**Given request:**
Take the line containing "Read all visible" and all lines after it, through the end of the material, and repeat them exactly, pictures left out.
+++++
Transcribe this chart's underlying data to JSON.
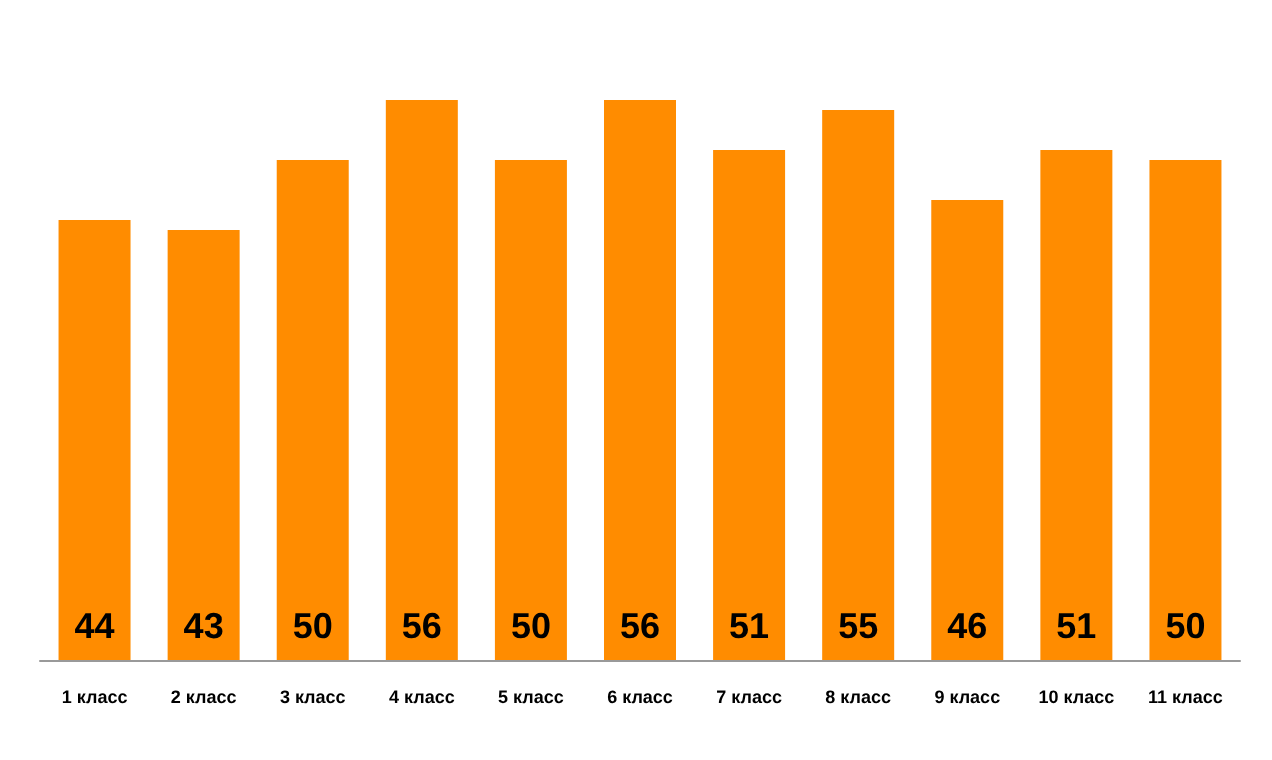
{
  "chart_data": {
    "type": "bar",
    "categories": [
      "1 класс",
      "2 класс",
      "3 класс",
      "4 класс",
      "5 класс",
      "6 класс",
      "7 класс",
      "8 класс",
      "9 класс",
      "10 класс",
      "11 класс"
    ],
    "values": [
      44,
      43,
      50,
      56,
      50,
      56,
      51,
      55,
      46,
      51,
      50
    ],
    "color": "#ff8c00",
    "data_labels": true
  }
}
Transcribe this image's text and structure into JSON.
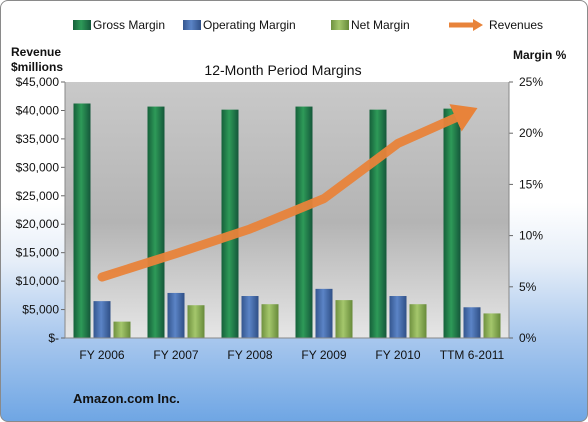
{
  "colors": {
    "gross": "#1e7a44",
    "operating": "#4a6fb0",
    "net": "#8fb25a",
    "revenue": "#e8833a"
  },
  "legend": [
    {
      "label": "Gross Margin",
      "color": "#1e7a44"
    },
    {
      "label": "Operating Margin",
      "color": "#4a6fb0"
    },
    {
      "label": "Net Margin",
      "color": "#8fb25a"
    },
    {
      "label": "Revenues",
      "color": "#e8833a"
    }
  ],
  "footer": {
    "company": "Amazon.com Inc."
  },
  "chart_data": {
    "type": "bar",
    "title": "12-Month Period Margins",
    "ylabel_left": [
      "Revenue",
      "$millions"
    ],
    "ylabel_right": "Margin %",
    "categories": [
      "FY 2006",
      "FY 2007",
      "FY 2008",
      "FY 2009",
      "FY 2010",
      "TTM 6-2011"
    ],
    "left_axis": {
      "min": 0,
      "max": 45000,
      "ticks": [
        "$-",
        "$5,000",
        "$10,000",
        "$15,000",
        "$20,000",
        "$25,000",
        "$30,000",
        "$35,000",
        "$40,000",
        "$45,000"
      ]
    },
    "right_axis": {
      "min": 0,
      "max": 25,
      "ticks": [
        "0%",
        "5%",
        "10%",
        "15%",
        "20%",
        "25%"
      ]
    },
    "series": [
      {
        "name": "Gross Margin",
        "axis": "right",
        "values": [
          22.9,
          22.6,
          22.3,
          22.6,
          22.3,
          22.4
        ]
      },
      {
        "name": "Operating Margin",
        "axis": "right",
        "values": [
          3.6,
          4.4,
          4.1,
          4.8,
          4.1,
          3.0
        ]
      },
      {
        "name": "Net Margin",
        "axis": "right",
        "values": [
          1.6,
          3.2,
          3.3,
          3.7,
          3.3,
          2.4
        ]
      },
      {
        "name": "Revenues",
        "axis": "left",
        "type": "line",
        "values": [
          10711,
          14835,
          19166,
          24509,
          34204,
          40000
        ]
      }
    ],
    "grid": false,
    "legend_position": "top"
  }
}
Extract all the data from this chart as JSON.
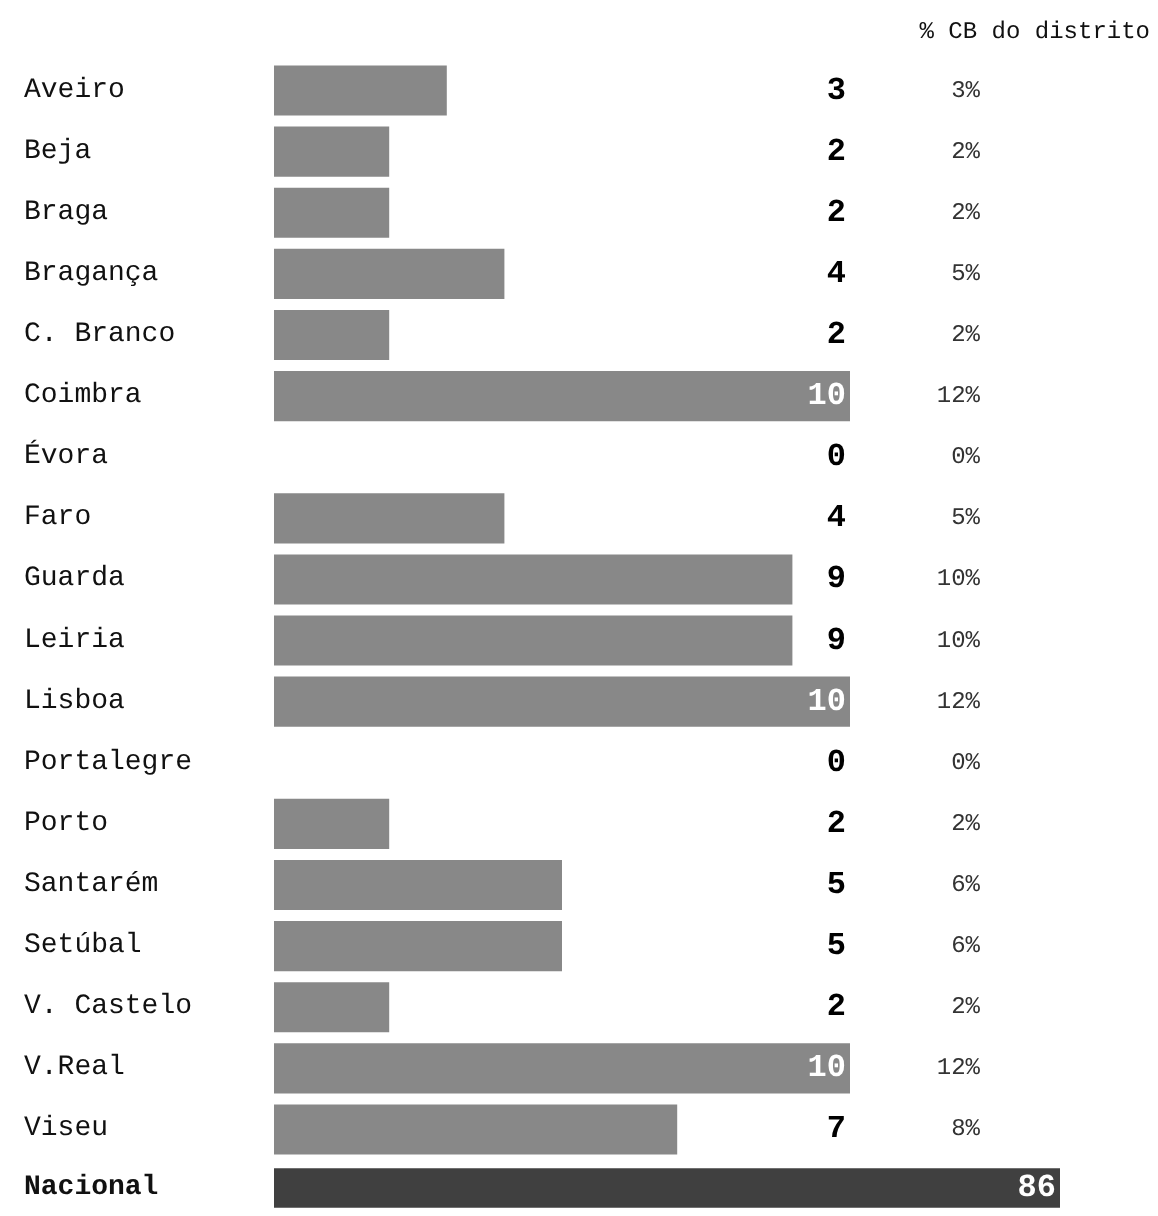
{
  "chart_data": [
    {
      "type": "bar",
      "orientation": "horizontal",
      "data_labels": true,
      "color": "#888888",
      "categories": [
        "Aveiro",
        "Beja",
        "Braga",
        "Bragança",
        "C. Branco",
        "Coimbra",
        "Évora",
        "Faro",
        "Guarda",
        "Leiria",
        "Lisboa",
        "Portalegre",
        "Porto",
        "Santarém",
        "Setúbal",
        "V. Castelo",
        "V.Real",
        "Viseu"
      ],
      "values": [
        3,
        2,
        2,
        4,
        2,
        10,
        0,
        4,
        9,
        9,
        10,
        0,
        2,
        5,
        5,
        2,
        10,
        7
      ],
      "annotations": [
        "% CB do distrito",
        "3%",
        "2%",
        "2%",
        "5%",
        "2%",
        "12%",
        "0%",
        "5%",
        "10%",
        "10%",
        "12%",
        "0%",
        "2%",
        "6%",
        "6%",
        "2%",
        "12%",
        "8%"
      ]
    },
    {
      "type": "bar",
      "orientation": "horizontal",
      "data_labels": true,
      "color": "#404040",
      "categories": [
        "Nacional"
      ],
      "values": [
        86
      ]
    }
  ]
}
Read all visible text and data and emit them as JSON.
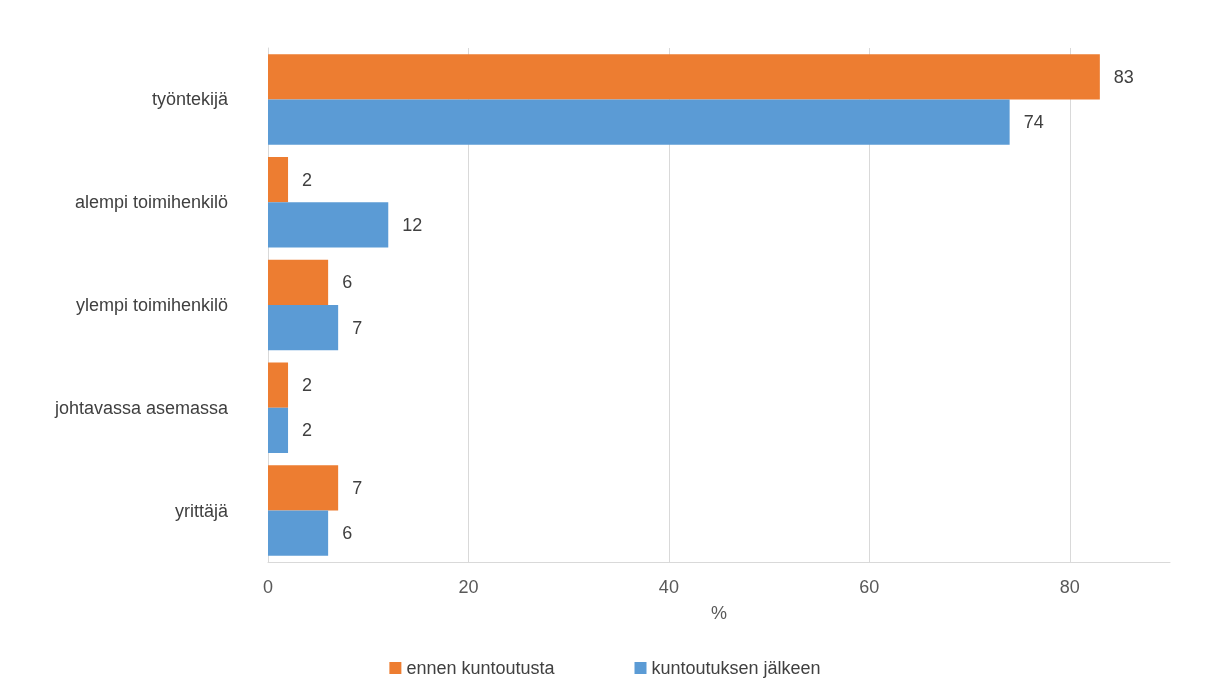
{
  "chart_data": {
    "type": "bar",
    "orientation": "horizontal",
    "xlabel": "%",
    "categories": [
      "työntekijä",
      "alempi toimihenkilö",
      "ylempi toimihenkilö",
      "johtavassa asemassa",
      "yrittäjä"
    ],
    "series": [
      {
        "name": "ennen kuntoutusta",
        "color": "#ed7d31",
        "values": [
          83,
          2,
          6,
          2,
          7
        ]
      },
      {
        "name": "kuntoutuksen jälkeen",
        "color": "#5b9bd5",
        "values": [
          74,
          12,
          7,
          2,
          6
        ]
      }
    ],
    "xlim": [
      0,
      90
    ],
    "xticks": [
      0,
      20,
      40,
      60,
      80
    ],
    "grid": "x",
    "legend": "bottom",
    "data_labels": true
  }
}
+++++
**Expected output:**
Read all visible text and data and emit them as JSON.
{
  "chart_data": {
    "type": "bar",
    "orientation": "horizontal",
    "xlabel": "%",
    "categories": [
      "työntekijä",
      "alempi toimihenkilö",
      "ylempi toimihenkilö",
      "johtavassa asemassa",
      "yrittäjä"
    ],
    "series": [
      {
        "name": "ennen kuntoutusta",
        "color": "#ed7d31",
        "values": [
          83,
          2,
          6,
          2,
          7
        ]
      },
      {
        "name": "kuntoutuksen jälkeen",
        "color": "#5b9bd5",
        "values": [
          74,
          12,
          7,
          2,
          6
        ]
      }
    ],
    "xlim": [
      0,
      90
    ],
    "xticks": [
      0,
      20,
      40,
      60,
      80
    ],
    "grid": "x",
    "legend": "bottom",
    "data_labels": true
  }
}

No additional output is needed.